**Stored records**
================================
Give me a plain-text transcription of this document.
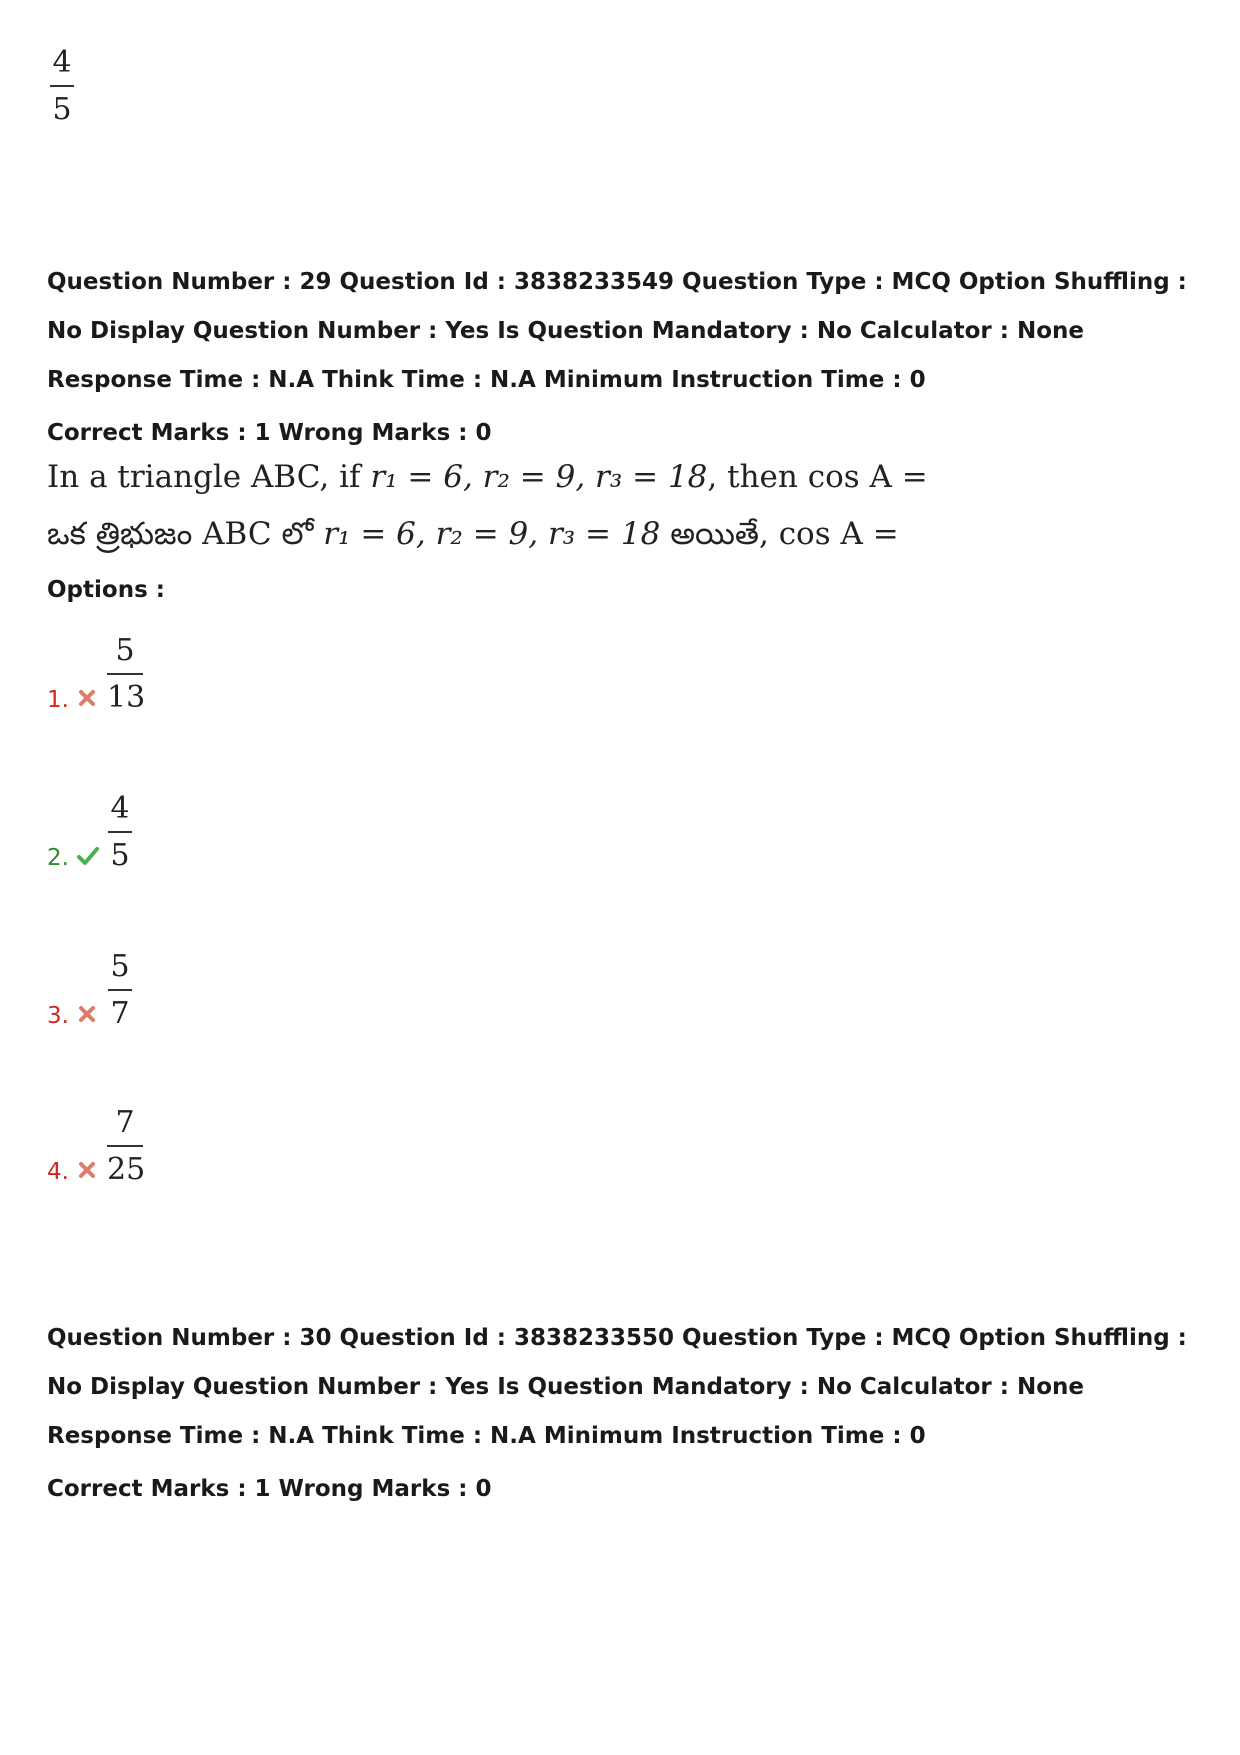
4
5
Question Number : 29 Question Id : 3838233549 Question Type : MCQ Option Shuffling : No Display Question Number : Yes Is Question Mandatory : No Calculator : None Response Time : N.A Think Time : N.A Minimum Instruction Time : 0
Correct Marks : 1 Wrong Marks : 0
In a triangle ABC, if r₁ = 6, r₂ = 9, r₃ = 18, then cos A =
ఒక త్రిభుజం ABC లో r₁ = 6, r₂ = 9, r₃ = 18 అయితే, cos A =
Options :
1.
5
13
2.
4
5
3.
5
7
4.
7
25
Question Number : 30 Question Id : 3838233550 Question Type : MCQ Option Shuffling : No Display Question Number : Yes Is Question Mandatory : No Calculator : None Response Time : N.A Think Time : N.A Minimum Instruction Time : 0
Correct Marks : 1 Wrong Marks : 0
================================
**Task instructions**
In the records above, how many lines hold the string "None"? Reply with only the number.

**Result below**
2